Sezione del documento -
▽

Ecco qua il punto dove il mythos, sbattuto fuori dalla porta, rientra dalla finestra. Con l'idea che la natura, anzi la Natura, porti in sé l'impronta di Dio, manifesta nella Comprensibile Armonia dell'Universo. L'Universo parla in linguaggio matematico, il linguaggio di Dio. Il linguaggio della matematica trascende il corpo e la mente umana, in questa visione che credo di poter definire senza problemi "platonica". In estrema sintesi:
- la matematica è una caratteristica oggettiva e reale dell'universo, le verità matematiche sono universali, assolute e sicure, le verità matematiche sono oggetto di scoperte;
- le credenze degli esseri umani circa la matematica non hanno alcuna influenza sulla matematica stessa, la matematica sarebbe la stessa anche se non esistessero esseri umani, e in altri universi possibilmente diversi da questo;
- i matematici sono gli scienziati di livello più elevato, in una ipotetica gerarchia delle scienze, poiché le verità che scoprono sono valide in qualunque universo possibile e non solo in quello accessibile alla nostra esperienza;
- poiché la logica può essere formalizzata in termini della matematica, la matematica stessa costituisce la vera natura della razionalità, inoltre, poiché la razionalità definisce ciò che è unicamente umano, i matematici sono l'espressione più alta della razionalità;
- la matematica della natura, e in particolare della fisica, risiede nei fenomeni naturali medesimi, come il fatto che i pianeti seguano orbite ellittiche, che i frattali siano annidati nelle forme delle foglie, che i gusci delle chiocciole seguano spirali logaritmiche, il che implica che il libro della Natura è scritto in linguaggio matematico, e che solo chi capisce la matematica possa capire la Natura;
(da G. Lakoff e R. E. Nunez, Where Mathematics Comes FromBasic Books, Perseus, New York, 2000)

△

Dati archiviati -

▽

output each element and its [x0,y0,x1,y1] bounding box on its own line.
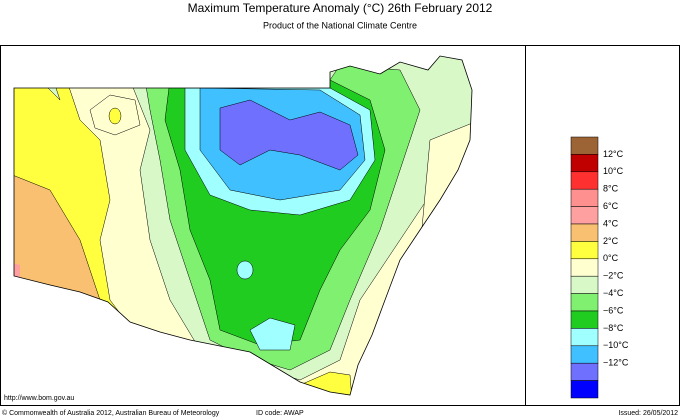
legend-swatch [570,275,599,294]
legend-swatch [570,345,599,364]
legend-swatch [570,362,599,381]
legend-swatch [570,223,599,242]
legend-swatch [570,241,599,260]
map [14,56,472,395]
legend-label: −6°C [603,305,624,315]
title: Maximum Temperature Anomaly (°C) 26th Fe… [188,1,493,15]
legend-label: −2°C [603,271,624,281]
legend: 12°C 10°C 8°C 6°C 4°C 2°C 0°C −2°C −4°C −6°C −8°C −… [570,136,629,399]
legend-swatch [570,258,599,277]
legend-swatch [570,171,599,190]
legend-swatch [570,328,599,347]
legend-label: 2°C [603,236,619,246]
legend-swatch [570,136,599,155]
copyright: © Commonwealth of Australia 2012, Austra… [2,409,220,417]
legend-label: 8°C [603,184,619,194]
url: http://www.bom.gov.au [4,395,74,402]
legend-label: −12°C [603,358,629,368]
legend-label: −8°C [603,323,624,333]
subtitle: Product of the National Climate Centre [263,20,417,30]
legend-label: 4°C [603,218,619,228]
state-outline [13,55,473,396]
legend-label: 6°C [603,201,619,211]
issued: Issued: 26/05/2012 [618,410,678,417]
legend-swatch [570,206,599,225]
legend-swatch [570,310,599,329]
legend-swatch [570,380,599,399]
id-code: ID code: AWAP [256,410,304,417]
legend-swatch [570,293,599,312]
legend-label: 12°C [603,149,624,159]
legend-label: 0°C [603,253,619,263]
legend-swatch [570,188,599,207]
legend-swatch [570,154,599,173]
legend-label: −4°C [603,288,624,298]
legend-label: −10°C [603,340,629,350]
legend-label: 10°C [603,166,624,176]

△
▽

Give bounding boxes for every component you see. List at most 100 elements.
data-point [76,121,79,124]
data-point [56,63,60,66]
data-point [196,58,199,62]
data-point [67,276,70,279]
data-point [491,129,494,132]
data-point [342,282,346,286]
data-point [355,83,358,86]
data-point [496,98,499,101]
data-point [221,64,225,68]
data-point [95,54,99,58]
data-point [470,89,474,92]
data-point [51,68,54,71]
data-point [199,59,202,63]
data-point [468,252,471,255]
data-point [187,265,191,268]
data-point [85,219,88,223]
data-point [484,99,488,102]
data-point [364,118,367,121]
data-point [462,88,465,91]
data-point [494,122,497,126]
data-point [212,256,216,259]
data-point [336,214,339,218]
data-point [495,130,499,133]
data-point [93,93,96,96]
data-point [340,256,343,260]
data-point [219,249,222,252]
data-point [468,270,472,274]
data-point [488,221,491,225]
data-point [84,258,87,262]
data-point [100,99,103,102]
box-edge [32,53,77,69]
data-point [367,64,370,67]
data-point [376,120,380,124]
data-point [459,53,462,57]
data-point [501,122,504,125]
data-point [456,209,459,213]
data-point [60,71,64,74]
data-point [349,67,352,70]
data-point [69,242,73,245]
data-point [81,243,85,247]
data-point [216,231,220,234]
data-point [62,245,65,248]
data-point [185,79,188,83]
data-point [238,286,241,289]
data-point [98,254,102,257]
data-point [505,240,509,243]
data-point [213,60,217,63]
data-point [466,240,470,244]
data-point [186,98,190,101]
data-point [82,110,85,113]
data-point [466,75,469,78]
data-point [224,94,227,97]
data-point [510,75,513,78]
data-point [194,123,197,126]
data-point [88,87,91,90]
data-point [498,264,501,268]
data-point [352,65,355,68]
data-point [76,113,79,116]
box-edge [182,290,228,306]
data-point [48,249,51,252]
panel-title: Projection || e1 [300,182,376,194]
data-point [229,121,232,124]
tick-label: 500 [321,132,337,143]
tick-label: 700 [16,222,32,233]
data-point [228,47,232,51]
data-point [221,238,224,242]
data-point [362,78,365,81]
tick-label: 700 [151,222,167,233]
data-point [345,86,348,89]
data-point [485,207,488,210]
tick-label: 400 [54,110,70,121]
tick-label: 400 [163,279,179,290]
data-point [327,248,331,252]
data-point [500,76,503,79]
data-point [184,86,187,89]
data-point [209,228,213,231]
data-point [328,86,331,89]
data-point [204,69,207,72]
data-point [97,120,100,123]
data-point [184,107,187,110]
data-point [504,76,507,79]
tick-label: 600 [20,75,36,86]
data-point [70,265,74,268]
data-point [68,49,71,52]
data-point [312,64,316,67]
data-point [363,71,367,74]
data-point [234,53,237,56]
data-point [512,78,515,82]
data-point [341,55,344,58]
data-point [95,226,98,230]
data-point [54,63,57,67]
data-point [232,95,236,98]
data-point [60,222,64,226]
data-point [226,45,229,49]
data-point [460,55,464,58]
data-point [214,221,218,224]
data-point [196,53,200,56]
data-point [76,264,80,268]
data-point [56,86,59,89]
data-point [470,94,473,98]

△
▽

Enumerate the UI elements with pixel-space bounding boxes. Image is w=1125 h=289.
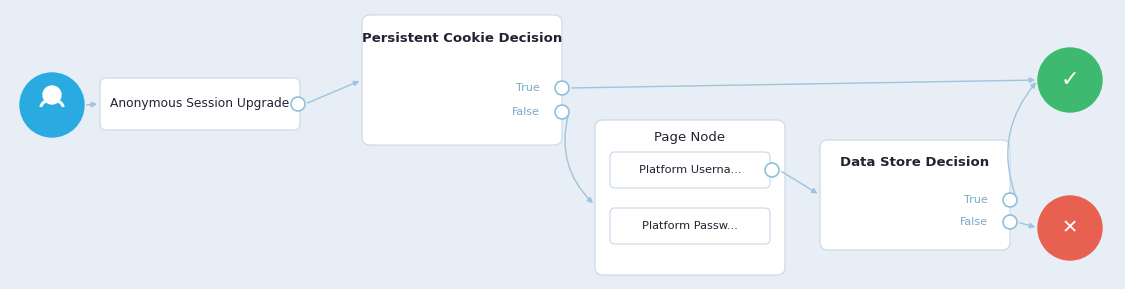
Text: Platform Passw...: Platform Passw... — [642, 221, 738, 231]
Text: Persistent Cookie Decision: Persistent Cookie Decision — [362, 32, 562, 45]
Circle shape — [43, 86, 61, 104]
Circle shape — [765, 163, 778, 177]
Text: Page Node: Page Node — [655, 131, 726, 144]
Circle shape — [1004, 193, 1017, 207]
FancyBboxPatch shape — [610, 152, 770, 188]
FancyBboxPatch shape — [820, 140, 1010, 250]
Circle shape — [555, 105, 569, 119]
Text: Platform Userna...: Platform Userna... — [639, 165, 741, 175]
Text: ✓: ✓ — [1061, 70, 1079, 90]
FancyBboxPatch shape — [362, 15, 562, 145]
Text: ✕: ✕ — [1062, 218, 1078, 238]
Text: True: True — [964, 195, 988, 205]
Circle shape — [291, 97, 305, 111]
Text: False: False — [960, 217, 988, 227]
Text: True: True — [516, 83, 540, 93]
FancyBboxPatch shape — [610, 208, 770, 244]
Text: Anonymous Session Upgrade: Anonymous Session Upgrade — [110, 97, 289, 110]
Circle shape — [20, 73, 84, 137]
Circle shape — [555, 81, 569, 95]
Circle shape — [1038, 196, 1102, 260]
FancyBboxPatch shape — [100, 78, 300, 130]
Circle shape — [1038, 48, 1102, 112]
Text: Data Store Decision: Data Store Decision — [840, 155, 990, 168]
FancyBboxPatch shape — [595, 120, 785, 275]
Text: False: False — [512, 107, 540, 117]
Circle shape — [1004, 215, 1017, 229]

△

Parti dell'esercizio -
1. Puoi riscrivere le righe dell'elenco a partire da quella che contiene "Enumerate the UI" e finendo con quella che contiene "Circle shape — [1004, 215, 1017, 229]", sostituendo "FancyBboxPatch" con "RoundedBox" e lasciando tutto il resto invariato? Ometti le immagini.
2. Come prosegue il brano sulla natura della matematica? Scrivine il seguito a partire dall'ultima riga riportata.
L'elenco non ha alcun legame con il brano sulla natura della matematica.

Risposte ai compiti -
1.
Enumerate the UI elements with pixel-space bounding boxes. Image is w=1125 h=289.
Text: Platform Passw...: Platform Passw... — [642, 221, 738, 231]
Text: Persistent Cookie Decision: Persistent Cookie Decision — [362, 32, 562, 45]
Circle shape — [43, 86, 61, 104]
Circle shape — [765, 163, 778, 177]
Text: Page Node: Page Node — [655, 131, 726, 144]
Circle shape — [1004, 193, 1017, 207]
RoundedBox shape — [610, 152, 770, 188]
RoundedBox shape — [820, 140, 1010, 250]
Circle shape — [555, 105, 569, 119]
Text: Platform Userna...: Platform Userna... — [639, 165, 741, 175]
Text: ✓: ✓ — [1061, 70, 1079, 90]
RoundedBox shape — [362, 15, 562, 145]
Text: ✕: ✕ — [1062, 218, 1078, 238]
Text: True: True — [964, 195, 988, 205]
Circle shape — [291, 97, 305, 111]
Text: False: False — [960, 217, 988, 227]
Text: True: True — [516, 83, 540, 93]
RoundedBox shape — [610, 208, 770, 244]
Text: Anonymous Session Upgrade: Anonymous Session Upgrade — [110, 97, 289, 110]
Circle shape — [20, 73, 84, 137]
Circle shape — [555, 81, 569, 95]
Circle shape — [1038, 196, 1102, 260]
RoundedBox shape — [100, 78, 300, 130]
Circle shape — [1038, 48, 1102, 112]
Text: Data Store Decision: Data Store Decision — [840, 155, 990, 168]
RoundedBox shape — [595, 120, 785, 275]
Text: False: False — [512, 107, 540, 117]
Circle shape — [1004, 215, 1017, 229]

2.
Questo è quello che Lakoff e Nunez hanno chiamato "il romanticismo della matematica", che sarebbe più opportuno definire forse "la mitologia della matematica". Come affermano Lakoff e Nunez, due scienziati cognitivi, linguista il primo e psicologo il secondo, nello studio delle scienze cognitive si trova spesso che le evidenze contraddicano le mitologie individuali. Le nostre credenze coscienti su soggetti come tempo, causalità, moralità, politica, sono molto spesso inconsistenti rispetto ai sistemi concettuali inconsci di ciascuno. E non è inusuale per le persone l'adirarsi quando gli viene mostrato come il loro inconscio contraddica le loro credenze più care e radicate, specialmente in aree sensibili come etica, religione, o politica. Qualcosa di analogo si trova anche nella matematica: parlando con dei matematici di professione, è estremamente difficile far passare il concetto di "mitologia della matematica". L'idea diffusa è che di un argomento complesso e specialistico come la matematica possano parlare a ragion veduta solo i professionisti, e che epistemologi, filosofi, psicologi comportamentali, scienziati cognitivi, ma perfino dei quasi-colleghi come i fisici, non possano che avere visioni parziali, schematiche e non professionali. Il "romanticismo della matematica" è parte profonda della loro visione della vita, della loro identità più profonda. E dubito, infatti, che un matematico che leggerà le parole che sto per scrivere, le condividerà.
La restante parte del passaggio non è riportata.